• **Required task**
Repeat the material verbatim. Images are excluded from the copy.

[Start of Data provided]

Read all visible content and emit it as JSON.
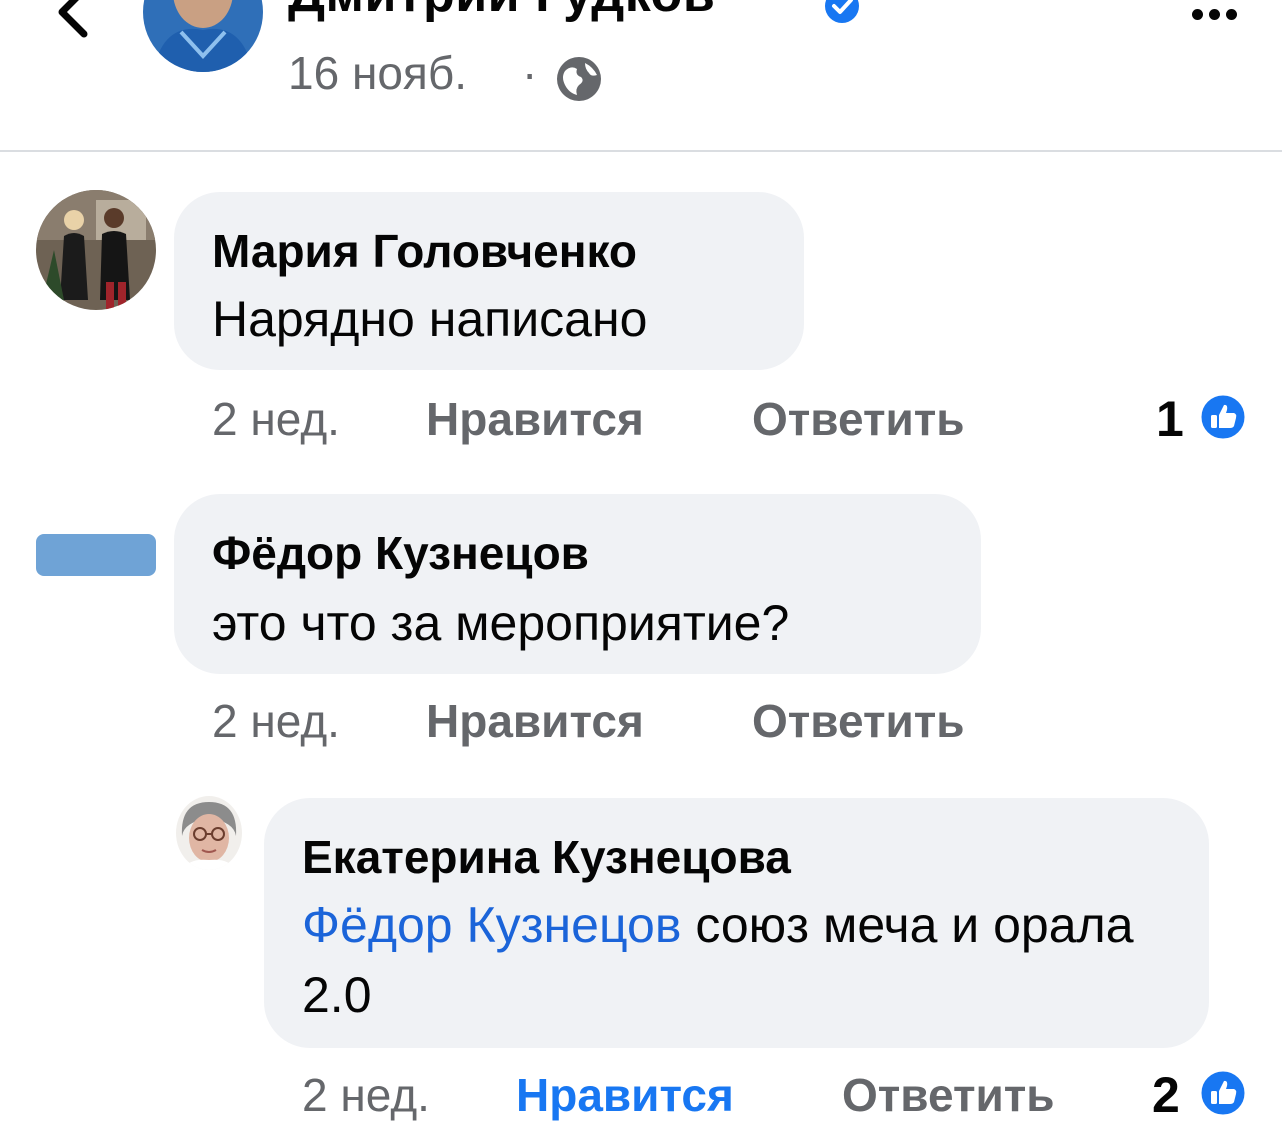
{
  "post": {
    "author": "Дмитрий Гудков",
    "date": "16 нояб.",
    "separator": "·",
    "icons": {
      "back": "back-chevron-icon",
      "verified": "verified-badge-icon",
      "audience": "globe-icon",
      "more": "more-dots-icon"
    }
  },
  "comments": [
    {
      "author": "Мария Головченко",
      "text": "Нарядно написано",
      "time": "2 нед.",
      "like_label": "Нравится",
      "reply_label": "Ответить",
      "reaction_count": "1",
      "reaction_icon": "like-thumb-icon",
      "liked": false
    },
    {
      "author": "Фёдор Кузнецов",
      "text": "это что за мероприятие?",
      "time": "2 нед.",
      "like_label": "Нравится",
      "reply_label": "Ответить",
      "liked": false
    }
  ],
  "reply": {
    "author": "Екатерина Кузнецова",
    "mention": "Фёдор Кузнецов",
    "text": " союз меча и орала 2.0",
    "time": "2 нед.",
    "like_label": "Нравится",
    "reply_label": "Ответить",
    "reaction_count": "2",
    "reaction_icon": "like-thumb-icon",
    "liked": true
  },
  "colors": {
    "bubble": "#f0f2f5",
    "meta": "#65676b",
    "accent": "#1877f2",
    "mention": "#1b64d9",
    "divider": "#dadde1"
  }
}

[End of Data provided]

• **Task response**
Read all visible content and emit it as JSON.
{
  "post": {
    "author": "Дмитрий Гудков",
    "date": "16 нояб.",
    "separator": "·",
    "icons": {
      "back": "back-chevron-icon",
      "verified": "verified-badge-icon",
      "audience": "globe-icon",
      "more": "more-dots-icon"
    }
  },
  "comments": [
    {
      "author": "Мария Головченко",
      "text": "Нарядно написано",
      "time": "2 нед.",
      "like_label": "Нравится",
      "reply_label": "Ответить",
      "reaction_count": "1",
      "reaction_icon": "like-thumb-icon",
      "liked": false
    },
    {
      "author": "Фёдор Кузнецов",
      "text": "это что за мероприятие?",
      "time": "2 нед.",
      "like_label": "Нравится",
      "reply_label": "Ответить",
      "liked": false
    }
  ],
  "reply": {
    "author": "Екатерина Кузнецова",
    "mention": "Фёдор Кузнецов",
    "text": " союз меча и орала 2.0",
    "time": "2 нед.",
    "like_label": "Нравится",
    "reply_label": "Ответить",
    "reaction_count": "2",
    "reaction_icon": "like-thumb-icon",
    "liked": true
  },
  "colors": {
    "bubble": "#f0f2f5",
    "meta": "#65676b",
    "accent": "#1877f2",
    "mention": "#1b64d9",
    "divider": "#dadde1"
  }
}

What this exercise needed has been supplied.